*Problem details*.
Search the records below for the word "История" and show every line where it occurs.

*Records from a data collection*.
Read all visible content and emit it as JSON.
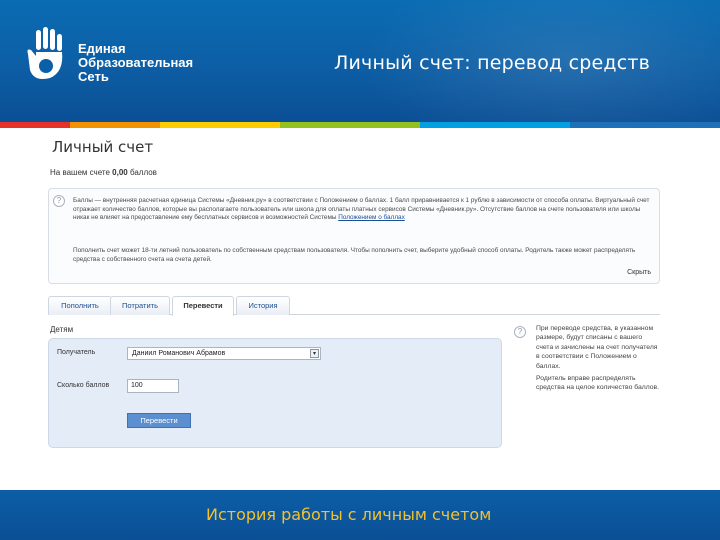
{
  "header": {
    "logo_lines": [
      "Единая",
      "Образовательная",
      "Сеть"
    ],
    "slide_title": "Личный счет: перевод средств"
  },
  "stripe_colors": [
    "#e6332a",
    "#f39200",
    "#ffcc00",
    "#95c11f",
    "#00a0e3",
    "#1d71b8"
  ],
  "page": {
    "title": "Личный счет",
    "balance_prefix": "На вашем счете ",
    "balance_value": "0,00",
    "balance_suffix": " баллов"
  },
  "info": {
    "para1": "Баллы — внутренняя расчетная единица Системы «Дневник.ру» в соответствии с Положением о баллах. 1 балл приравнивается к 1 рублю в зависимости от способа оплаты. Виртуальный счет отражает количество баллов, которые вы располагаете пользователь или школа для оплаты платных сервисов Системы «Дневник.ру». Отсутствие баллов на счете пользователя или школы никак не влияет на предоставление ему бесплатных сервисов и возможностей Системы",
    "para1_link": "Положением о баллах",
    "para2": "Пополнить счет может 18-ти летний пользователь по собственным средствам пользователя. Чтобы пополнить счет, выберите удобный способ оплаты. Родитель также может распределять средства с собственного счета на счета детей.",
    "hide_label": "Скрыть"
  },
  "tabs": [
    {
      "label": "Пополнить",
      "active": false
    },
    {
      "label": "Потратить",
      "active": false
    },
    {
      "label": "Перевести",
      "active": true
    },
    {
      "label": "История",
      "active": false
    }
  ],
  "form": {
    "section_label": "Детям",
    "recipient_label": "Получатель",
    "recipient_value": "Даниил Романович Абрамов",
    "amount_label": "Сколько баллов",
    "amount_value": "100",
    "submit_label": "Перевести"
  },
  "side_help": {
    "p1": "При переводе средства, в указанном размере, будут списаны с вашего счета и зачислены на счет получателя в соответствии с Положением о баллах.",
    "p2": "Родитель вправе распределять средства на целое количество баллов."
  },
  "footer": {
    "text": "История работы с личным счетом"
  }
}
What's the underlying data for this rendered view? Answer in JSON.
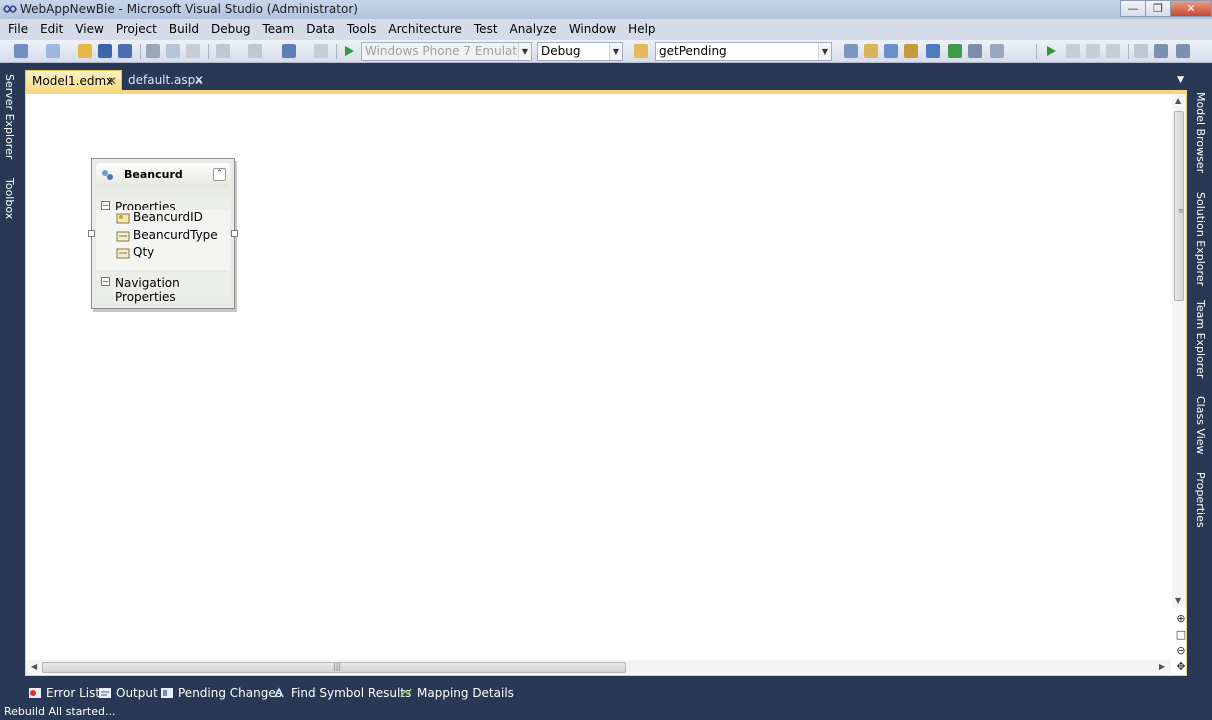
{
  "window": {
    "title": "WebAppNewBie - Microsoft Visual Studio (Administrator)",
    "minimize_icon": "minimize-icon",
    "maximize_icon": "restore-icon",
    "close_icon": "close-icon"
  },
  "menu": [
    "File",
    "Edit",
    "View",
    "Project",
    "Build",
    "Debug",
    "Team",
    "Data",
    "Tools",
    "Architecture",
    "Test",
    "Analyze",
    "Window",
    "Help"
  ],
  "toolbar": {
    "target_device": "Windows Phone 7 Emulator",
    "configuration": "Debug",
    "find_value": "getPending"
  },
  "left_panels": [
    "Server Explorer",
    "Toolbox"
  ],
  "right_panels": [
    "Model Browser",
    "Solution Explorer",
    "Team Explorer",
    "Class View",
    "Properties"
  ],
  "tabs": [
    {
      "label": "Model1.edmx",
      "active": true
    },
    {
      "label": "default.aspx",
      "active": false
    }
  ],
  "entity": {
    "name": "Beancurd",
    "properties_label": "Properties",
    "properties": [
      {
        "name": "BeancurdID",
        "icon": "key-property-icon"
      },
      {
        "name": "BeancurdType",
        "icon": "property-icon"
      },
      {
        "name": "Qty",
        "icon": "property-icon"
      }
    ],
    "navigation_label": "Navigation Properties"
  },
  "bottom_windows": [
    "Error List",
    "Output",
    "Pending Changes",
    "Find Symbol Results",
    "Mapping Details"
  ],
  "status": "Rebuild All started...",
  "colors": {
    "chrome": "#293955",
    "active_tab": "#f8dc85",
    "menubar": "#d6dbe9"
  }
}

--

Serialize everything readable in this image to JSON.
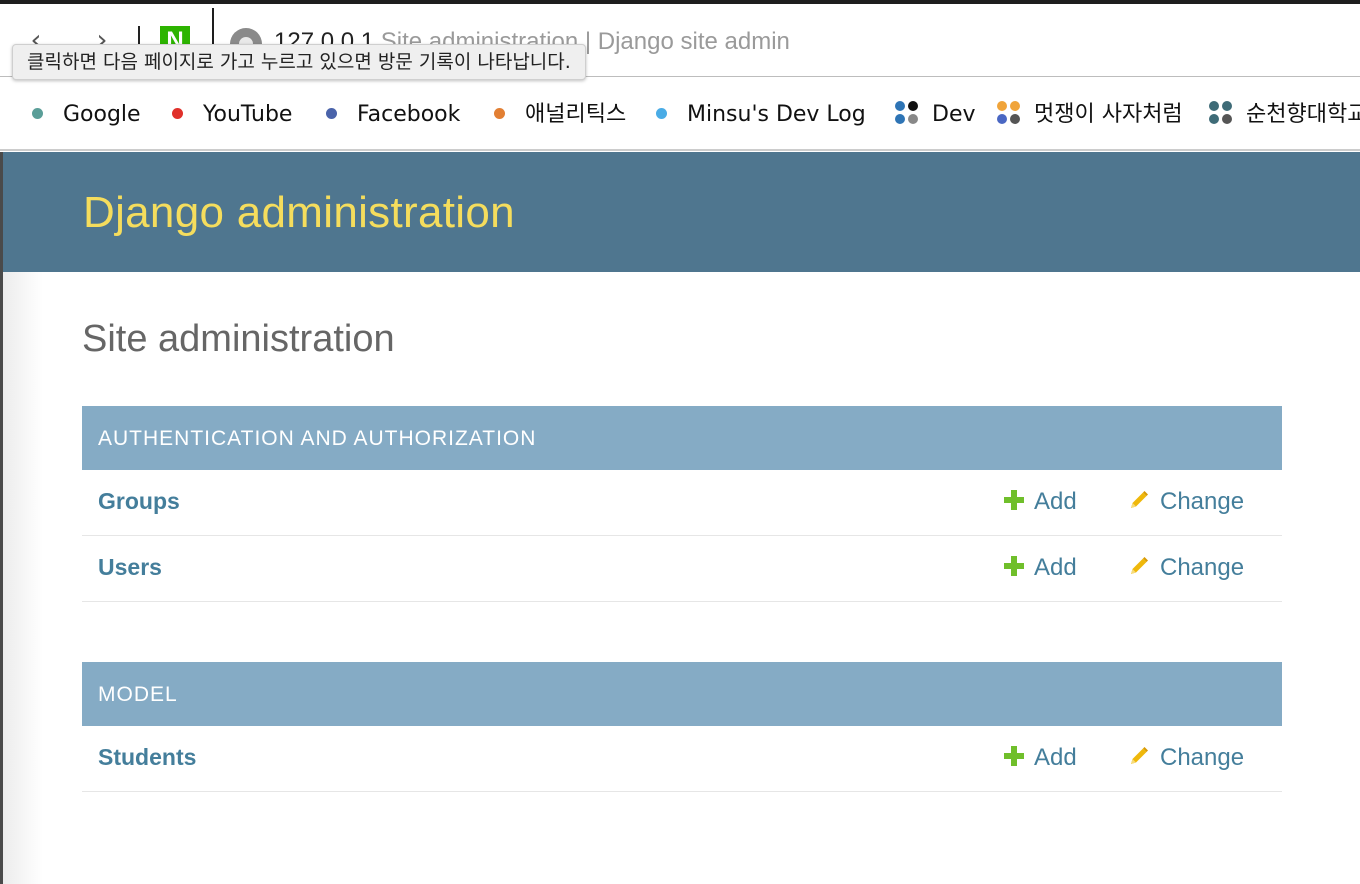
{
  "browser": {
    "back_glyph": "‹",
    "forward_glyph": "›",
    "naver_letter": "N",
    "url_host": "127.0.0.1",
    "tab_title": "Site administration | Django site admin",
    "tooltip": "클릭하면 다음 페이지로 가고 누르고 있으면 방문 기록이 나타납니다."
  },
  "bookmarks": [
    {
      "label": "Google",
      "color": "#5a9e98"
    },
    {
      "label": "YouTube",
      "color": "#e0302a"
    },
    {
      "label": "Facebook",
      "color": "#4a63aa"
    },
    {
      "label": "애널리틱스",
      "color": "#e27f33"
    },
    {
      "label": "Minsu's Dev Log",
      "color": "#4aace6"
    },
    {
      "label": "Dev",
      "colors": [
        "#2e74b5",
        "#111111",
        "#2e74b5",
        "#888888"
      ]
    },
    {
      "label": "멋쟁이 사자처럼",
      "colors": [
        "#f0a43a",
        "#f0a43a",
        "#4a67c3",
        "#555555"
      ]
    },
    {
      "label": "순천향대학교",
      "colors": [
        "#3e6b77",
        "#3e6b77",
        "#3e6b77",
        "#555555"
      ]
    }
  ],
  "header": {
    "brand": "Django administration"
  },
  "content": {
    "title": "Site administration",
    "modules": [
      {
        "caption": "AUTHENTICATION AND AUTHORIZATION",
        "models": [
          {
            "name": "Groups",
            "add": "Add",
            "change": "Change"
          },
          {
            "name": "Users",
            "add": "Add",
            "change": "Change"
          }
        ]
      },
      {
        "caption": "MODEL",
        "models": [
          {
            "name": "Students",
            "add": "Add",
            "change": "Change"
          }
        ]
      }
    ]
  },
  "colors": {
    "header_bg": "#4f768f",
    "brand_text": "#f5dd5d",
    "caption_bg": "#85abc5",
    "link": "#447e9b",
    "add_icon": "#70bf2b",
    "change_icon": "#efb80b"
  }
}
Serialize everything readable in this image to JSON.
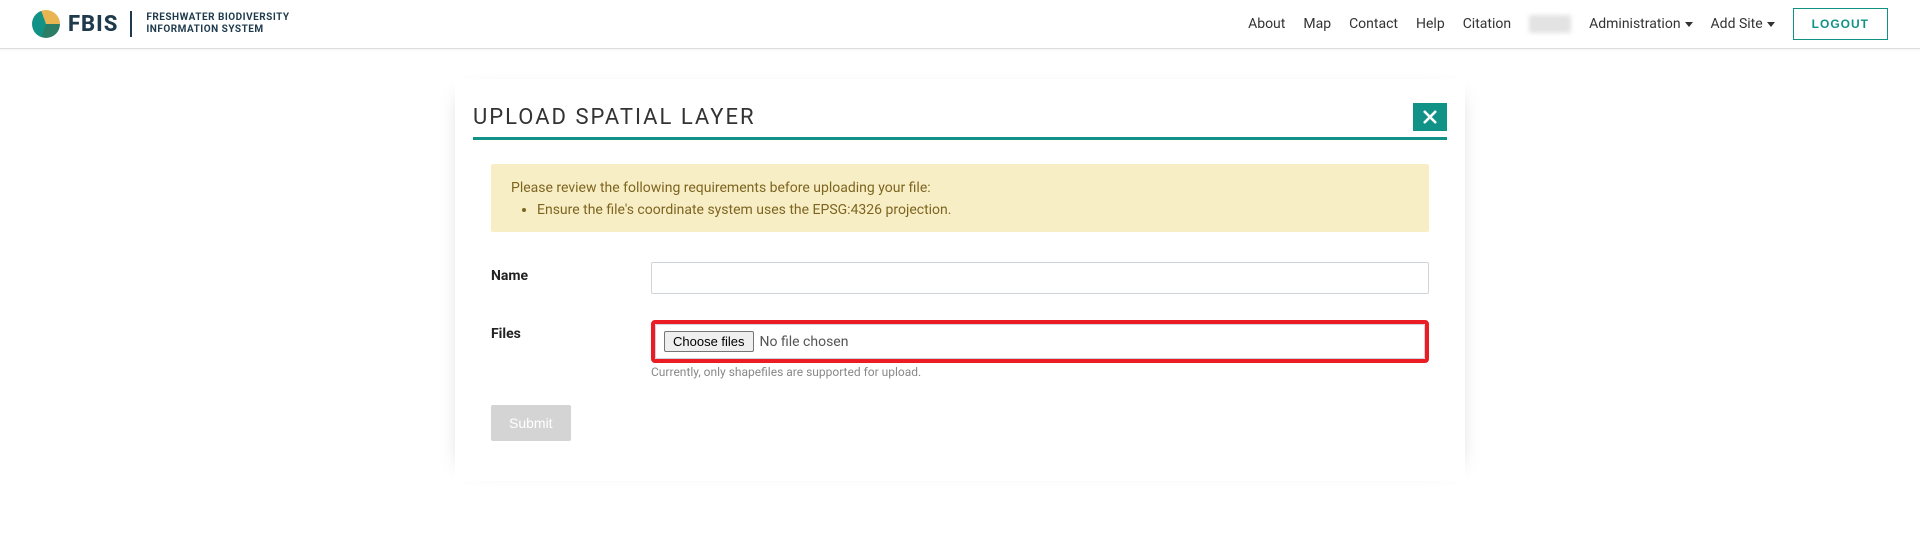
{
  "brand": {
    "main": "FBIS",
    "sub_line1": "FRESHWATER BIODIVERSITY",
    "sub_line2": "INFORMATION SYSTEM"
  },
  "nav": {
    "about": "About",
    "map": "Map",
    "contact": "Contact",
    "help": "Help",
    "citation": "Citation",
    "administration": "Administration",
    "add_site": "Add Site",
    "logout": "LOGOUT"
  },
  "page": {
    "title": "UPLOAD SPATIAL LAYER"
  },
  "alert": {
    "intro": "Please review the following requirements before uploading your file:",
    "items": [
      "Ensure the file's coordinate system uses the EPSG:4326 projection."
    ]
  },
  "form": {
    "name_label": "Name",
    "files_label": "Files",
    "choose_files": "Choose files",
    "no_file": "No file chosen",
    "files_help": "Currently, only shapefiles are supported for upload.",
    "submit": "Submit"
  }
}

*Result of this task*.
      "label": "История",
    "text": "История работы с личным счетом"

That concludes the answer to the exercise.